閲覧するブラウザによっては崩れてしまうかもしれませんが、文字数が揃っている。

美しすぎます。

「緑酒」という言葉を辞書で調べてみると”緑色の酒” “美酒” となっており、歌詞の一言目も乾杯と書いていて、今の時代に生きる日本の衆に美味しいかどうかはさておき、お疲れ様、乾杯!とねぎらいの言葉から始まります。

小さな頃描いた将来大人は列国の制度のめぼしき面選んでは取り入れ最終形態を拵えた

気付いたら違っていたバトンタッチが済んで自分らは扶養側へ責任を負う立場になった

時間がない金すらない無い無い尽くしと言う増してどうしてこう心身消耗してんだっけ

子供の頃に描いていた将来像、それは色んな国の良い所をを取り入れた素晴らしいこの国で、いい大人になること。でも気づいたときにはこの国ではすでにそんな大人にはなれない、果ては成長する側からさせる側へとなっているのに、仕事に明け暮れお金も貯まらず、心すり減らしている自分。悲しいかな殆どの人が痛感しているのではないでしょうか。

乾杯日本の衆信じていたい遍く全員善人でしょう疑念なぞ抱いても肝を突いちゃならん
大きな不安孕んだ正体憚る膨満感に噦いてどこから嚥下できようか未だ皆目消化不良だ

「人は本来、善である」その点はわかってるからこそ、そこを追求しちゃ野暮ってもんよ。でも果たして本当にそうなんだろうか、んーもやもやする!

オリンピックは開催するのかしないのか、コロナウイルスを広めないために自粛しろ、自粛するのは良いが、その分の保証は?

今じゃすっかりコロナ渦で誰もが忘れてしまっている”森友”文書改ざん、とうとう国が存在を認めた赤木ファイル。その責任は誰が一体取るのか。

そんな我々が思ってやまない消化不良な問題が山積している昨今を、椎名林檎が揶揄しているように思われます。

═══

上にある椎名林檎の歌詞を読み解く文章を、最後の文の後から引き継いで書き進めること。

[ページレイアウト解析データ]
═══

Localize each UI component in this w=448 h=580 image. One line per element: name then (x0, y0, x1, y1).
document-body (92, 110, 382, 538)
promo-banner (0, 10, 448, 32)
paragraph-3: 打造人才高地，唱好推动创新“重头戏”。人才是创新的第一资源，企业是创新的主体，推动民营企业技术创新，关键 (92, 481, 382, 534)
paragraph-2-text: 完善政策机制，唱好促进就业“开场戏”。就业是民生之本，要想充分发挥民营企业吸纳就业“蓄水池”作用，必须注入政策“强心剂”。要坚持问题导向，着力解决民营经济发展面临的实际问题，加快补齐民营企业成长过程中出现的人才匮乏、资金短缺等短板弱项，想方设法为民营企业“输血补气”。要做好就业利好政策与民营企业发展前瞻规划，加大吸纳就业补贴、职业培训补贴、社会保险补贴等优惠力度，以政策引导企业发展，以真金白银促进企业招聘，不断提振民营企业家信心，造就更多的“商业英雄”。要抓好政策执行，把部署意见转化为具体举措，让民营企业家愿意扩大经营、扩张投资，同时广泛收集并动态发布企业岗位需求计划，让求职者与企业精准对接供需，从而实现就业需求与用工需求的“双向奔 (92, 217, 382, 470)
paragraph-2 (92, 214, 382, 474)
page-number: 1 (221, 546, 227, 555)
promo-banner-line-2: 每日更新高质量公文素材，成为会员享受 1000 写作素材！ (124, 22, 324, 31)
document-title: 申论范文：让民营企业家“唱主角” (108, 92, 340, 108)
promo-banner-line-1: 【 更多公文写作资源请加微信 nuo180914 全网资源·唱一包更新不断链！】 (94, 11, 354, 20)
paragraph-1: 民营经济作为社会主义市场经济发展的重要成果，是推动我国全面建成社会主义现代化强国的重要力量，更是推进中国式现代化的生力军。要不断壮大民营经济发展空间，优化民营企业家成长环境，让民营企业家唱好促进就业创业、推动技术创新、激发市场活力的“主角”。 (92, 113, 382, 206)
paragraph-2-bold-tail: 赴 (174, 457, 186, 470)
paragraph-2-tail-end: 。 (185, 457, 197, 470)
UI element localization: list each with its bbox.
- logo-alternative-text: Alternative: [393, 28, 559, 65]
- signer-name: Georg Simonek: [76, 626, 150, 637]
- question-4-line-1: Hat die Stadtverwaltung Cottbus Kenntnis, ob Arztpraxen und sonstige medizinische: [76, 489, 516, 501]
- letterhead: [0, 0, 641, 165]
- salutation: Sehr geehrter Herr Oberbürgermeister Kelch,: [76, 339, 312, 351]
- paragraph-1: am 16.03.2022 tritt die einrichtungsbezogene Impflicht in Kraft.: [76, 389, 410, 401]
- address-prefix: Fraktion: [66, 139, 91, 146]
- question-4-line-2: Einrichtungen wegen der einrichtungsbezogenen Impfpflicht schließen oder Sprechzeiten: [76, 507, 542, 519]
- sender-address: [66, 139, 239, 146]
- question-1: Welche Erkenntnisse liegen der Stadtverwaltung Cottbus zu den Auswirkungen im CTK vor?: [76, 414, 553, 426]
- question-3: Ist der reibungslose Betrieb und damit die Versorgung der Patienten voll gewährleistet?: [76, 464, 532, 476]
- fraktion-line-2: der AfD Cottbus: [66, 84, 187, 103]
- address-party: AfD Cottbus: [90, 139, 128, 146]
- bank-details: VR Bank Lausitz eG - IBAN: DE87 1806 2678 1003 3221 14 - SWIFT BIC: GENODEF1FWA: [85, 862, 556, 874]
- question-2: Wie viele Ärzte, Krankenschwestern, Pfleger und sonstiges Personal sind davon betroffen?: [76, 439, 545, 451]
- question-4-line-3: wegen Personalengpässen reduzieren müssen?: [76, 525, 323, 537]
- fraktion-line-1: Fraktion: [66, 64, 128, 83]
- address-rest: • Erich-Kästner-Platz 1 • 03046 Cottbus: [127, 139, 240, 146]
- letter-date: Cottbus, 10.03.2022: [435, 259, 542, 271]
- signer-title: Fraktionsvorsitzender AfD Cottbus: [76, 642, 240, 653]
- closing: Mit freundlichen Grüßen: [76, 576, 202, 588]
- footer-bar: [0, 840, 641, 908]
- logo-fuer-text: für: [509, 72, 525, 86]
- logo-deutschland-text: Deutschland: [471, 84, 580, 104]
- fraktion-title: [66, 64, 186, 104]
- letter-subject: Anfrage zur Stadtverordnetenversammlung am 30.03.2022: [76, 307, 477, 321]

═══

=== 解答欄 ===
お年召した御仁と幼気な御子さん方

気付いたら許していたお年召した御仁と幼気な御子さん方は恥ずかしそうに黙ってんだ
ぺてんのない世の中を直ぐに作んなくちゃそう願わくばいっそ老いも若いも多弁であれ

自由よいいように搾取されないで安く売らないで終始貴様は誇り高くあって頼むよ
自由フェイクじゃない元来の意味を見せて騙るまじ腐るまじ追い続けていたい貴様をずっと

私が一番気になったのはこの部分。

御仁とは「あのお方」という意味合いが強いでしょうか、しかしながら現代社会においてはひやかしの気持ちを含んでいる事もしばしば。と考えれば、お年召した御仁とは東京五輪・パラリンピックの開閉会式の演出を統括していたCMクリエイターの佐々木宏氏や、東京オリパラ組織委員会の森喜朗元会長、椎名林檎名義でリリースされた「三毒史」に収録されている一曲「急がば回れ」が佐々木氏の一件で注目されましたが、あの曲のリリースは2019年5月、MIKIKO氏が演出を指揮する「執行責任者」に就任したのは2019年6月3日、そう考えると、たまたま自称クリエイターの事を揶揄していただけではと思われます。そして、恥ずかしそうに黙ってる幼気な御子さん方、これは佐々木氏や森氏の取り巻きのことでしょう。そんなペテンに満ち溢れた世の中を変えるためには、老若男女問わず声をあげよう、そう椎名林檎は言っているんだと思います。

椎名林檎は「自由」を誇り高くあって欲しいと言っています。自由とはなんでしょうか、緊急事態宣言中に路上飲みすることですか?違いますよね、自由というのは本来そんな安っぽいものじゃないですよね。

果たしても選ばれざる服従層と知らん間に選ばれし支配層を結ぶ争点
自由という名の富買い叩いて奪い合う尊厳

支配する側とされる側、支配される側にいる我々は知らぬ間に支配されています。トレンドという言葉が溢れ、そこへ群がる行為こそが選ばれざる服従ではないでしょうか。

自分たちは服従してるつもりは無いんでしょうが、支配層は自由を安売りし、我々を支配下においています。そんな我々の中にはもはや諦めしかないですよね。若者の〇〇離れ、という言葉、最近使われなくなりましたが、離れたわけじゃないんですよね、最初からそこに価値を見出ださない、モノに価値を求めない優れた人たちの事を誂っていた支配層。そんな人達を置いてけぼりにし、学生には修学旅行や運動会を諦めさせ、万全を盾にオリンピック開催を強行する世の中。

自由に乾杯!

乾杯日本の衆いつか本当の味を知って酔いたいから樹立しよう簡素な真人間に救いある新型社会

次世代へただ真っ当に生きろと云い放てる時遂に祝うその一口ぞ青々と

自由たる香さぞ染み入る事だろう伝う汗と涙が報われて欲しい皆の衆

お偉方に聞きたいのですが、我々から搾取した金で飲む酒は美味しいですか?

特に贅沢もせず正直に生きてきた人間が、当たり前に手を差し伸べられる社会。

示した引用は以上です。